**What you should do:** Repeat each record exactly. Any picture gets left out.

**Stored records:**
# # #

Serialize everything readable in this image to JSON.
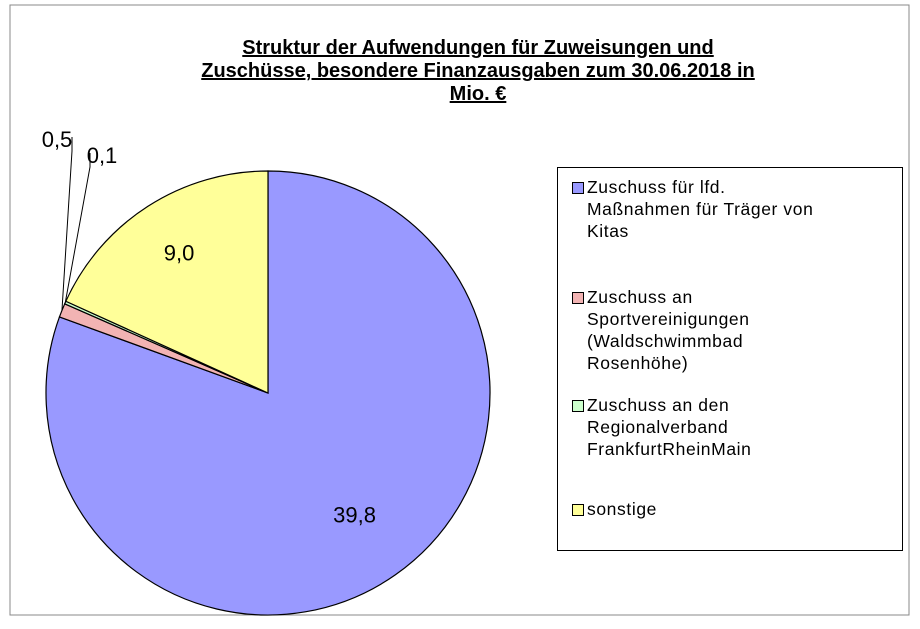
{
  "chart_data": {
    "type": "pie",
    "title": [
      "Struktur der Aufwendungen für Zuweisungen und",
      "Zuschüsse, besondere Finanzausgaben zum 30.06.2018 in",
      "Mio. €"
    ],
    "categories": [
      "Zuschuss für lfd. Maßnahmen für Träger von Kitas",
      "Zuschuss an Sportvereinigungen (Waldschwimmbad Rosenhöhe)",
      "Zuschuss an den Regionalverband FrankfurtRheinMain",
      "sonstige"
    ],
    "values": [
      39.8,
      0.5,
      0.1,
      9.0
    ],
    "value_labels": [
      "39,8",
      "0,5",
      "0,1",
      "9,0"
    ],
    "colors": [
      "#9999ff",
      "#f2b3b3",
      "#ccffcc",
      "#ffff99"
    ],
    "legend": "right"
  }
}
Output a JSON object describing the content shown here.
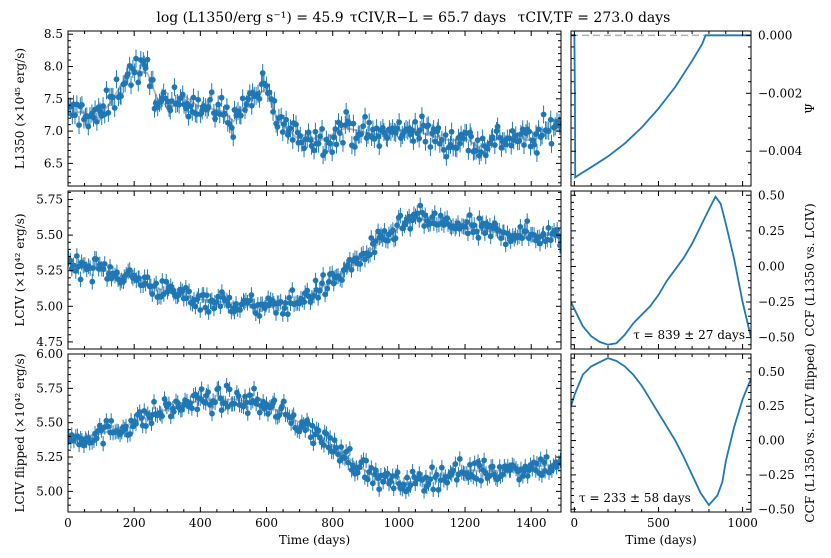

# # #

**Exercise output:**
Serialize everything readable in this image to JSON.
{
  "chart_data": {
    "type": "pie",
    "title": [
      "Struktur der Aufwendungen für Zuweisungen und",
      "Zuschüsse, besondere Finanzausgaben zum 30.06.2018 in",
      "Mio. €"
    ],
    "categories": [
      "Zuschuss für lfd. Maßnahmen für Träger von Kitas",
      "Zuschuss an Sportvereinigungen (Waldschwimmbad Rosenhöhe)",
      "Zuschuss an den Regionalverband FrankfurtRheinMain",
      "sonstige"
    ],
    "values": [
      39.8,
      0.5,
      0.1,
      9.0
    ],
    "value_labels": [
      "39,8",
      "0,5",
      "0,1",
      "9,0"
    ],
    "colors": [
      "#9999ff",
      "#f2b3b3",
      "#ccffcc",
      "#ffff99"
    ],
    "legend": "right"
  }
}
Output a JSON object describing the content shown here.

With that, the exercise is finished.